◆ **To do**: Tally the lines that include the word "imprezy" and reply with nothing but the total.

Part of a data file
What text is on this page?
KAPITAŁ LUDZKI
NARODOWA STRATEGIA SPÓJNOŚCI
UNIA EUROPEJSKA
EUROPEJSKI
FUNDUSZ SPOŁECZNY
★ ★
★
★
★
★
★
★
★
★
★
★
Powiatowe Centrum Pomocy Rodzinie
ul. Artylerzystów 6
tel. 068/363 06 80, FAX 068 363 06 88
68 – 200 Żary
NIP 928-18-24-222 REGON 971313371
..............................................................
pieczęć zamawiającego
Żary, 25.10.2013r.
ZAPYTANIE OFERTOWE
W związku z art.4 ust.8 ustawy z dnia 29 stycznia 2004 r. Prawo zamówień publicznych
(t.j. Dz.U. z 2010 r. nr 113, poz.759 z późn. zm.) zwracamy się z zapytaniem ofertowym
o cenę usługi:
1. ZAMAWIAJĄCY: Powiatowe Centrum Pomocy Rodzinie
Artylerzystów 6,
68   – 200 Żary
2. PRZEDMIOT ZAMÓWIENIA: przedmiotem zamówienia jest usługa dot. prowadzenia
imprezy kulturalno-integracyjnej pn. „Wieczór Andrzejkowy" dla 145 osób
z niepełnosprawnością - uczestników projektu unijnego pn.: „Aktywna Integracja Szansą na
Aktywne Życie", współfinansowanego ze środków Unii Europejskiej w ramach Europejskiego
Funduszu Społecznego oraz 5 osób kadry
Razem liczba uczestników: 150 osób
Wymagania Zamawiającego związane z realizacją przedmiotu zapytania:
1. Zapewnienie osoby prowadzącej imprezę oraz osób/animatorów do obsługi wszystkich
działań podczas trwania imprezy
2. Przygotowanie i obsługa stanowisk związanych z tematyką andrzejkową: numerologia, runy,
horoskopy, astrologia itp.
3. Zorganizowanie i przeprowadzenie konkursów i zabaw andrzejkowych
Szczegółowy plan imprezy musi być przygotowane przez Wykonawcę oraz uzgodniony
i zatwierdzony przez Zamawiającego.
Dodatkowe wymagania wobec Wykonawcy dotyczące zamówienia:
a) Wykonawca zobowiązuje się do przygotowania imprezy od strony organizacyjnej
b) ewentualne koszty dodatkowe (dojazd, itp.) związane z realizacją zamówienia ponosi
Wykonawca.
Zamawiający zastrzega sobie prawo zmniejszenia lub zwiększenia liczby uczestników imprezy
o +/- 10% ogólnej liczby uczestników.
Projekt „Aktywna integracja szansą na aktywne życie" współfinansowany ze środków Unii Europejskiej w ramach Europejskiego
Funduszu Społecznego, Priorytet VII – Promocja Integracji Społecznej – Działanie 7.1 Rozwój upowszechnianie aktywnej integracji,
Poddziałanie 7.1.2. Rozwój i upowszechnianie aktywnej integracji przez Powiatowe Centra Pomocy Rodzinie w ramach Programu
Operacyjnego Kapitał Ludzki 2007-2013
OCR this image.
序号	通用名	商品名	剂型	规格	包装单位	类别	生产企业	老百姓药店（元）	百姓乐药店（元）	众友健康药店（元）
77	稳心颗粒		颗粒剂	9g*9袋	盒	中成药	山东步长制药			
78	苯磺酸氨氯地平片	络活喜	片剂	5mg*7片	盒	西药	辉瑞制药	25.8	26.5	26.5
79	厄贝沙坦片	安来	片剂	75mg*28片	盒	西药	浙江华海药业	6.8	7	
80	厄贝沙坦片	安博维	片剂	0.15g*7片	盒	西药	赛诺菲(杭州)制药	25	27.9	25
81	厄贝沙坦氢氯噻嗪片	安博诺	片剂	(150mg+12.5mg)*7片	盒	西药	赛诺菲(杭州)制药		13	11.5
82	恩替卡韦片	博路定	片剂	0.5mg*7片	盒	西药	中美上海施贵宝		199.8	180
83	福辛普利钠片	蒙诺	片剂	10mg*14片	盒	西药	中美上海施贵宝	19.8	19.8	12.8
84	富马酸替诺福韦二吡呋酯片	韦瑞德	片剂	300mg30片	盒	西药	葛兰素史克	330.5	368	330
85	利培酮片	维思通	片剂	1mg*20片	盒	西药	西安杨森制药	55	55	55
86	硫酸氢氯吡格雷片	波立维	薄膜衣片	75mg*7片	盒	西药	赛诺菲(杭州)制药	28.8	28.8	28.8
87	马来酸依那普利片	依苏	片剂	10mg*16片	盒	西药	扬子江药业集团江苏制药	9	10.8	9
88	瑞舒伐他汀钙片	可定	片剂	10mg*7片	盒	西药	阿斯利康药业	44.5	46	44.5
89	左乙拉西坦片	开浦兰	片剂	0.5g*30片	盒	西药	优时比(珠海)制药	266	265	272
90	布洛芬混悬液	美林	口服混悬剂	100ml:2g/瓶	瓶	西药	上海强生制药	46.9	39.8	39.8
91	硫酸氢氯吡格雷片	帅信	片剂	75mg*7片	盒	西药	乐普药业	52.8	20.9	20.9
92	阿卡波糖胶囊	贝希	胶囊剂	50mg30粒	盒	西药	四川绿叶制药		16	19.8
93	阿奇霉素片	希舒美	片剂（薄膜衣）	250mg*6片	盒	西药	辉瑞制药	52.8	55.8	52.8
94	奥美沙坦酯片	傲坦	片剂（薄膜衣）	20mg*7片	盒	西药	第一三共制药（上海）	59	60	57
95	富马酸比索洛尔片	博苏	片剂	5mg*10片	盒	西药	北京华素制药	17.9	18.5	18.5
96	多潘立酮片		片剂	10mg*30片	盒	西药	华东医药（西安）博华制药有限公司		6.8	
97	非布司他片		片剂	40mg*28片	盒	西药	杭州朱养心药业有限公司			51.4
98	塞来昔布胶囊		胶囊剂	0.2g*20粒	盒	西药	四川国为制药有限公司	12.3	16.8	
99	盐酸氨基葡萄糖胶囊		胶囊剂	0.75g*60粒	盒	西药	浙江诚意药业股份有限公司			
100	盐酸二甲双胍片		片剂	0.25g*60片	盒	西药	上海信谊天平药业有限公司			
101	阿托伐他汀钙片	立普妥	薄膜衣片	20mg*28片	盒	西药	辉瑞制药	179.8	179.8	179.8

◆ **Answer to this task**: 5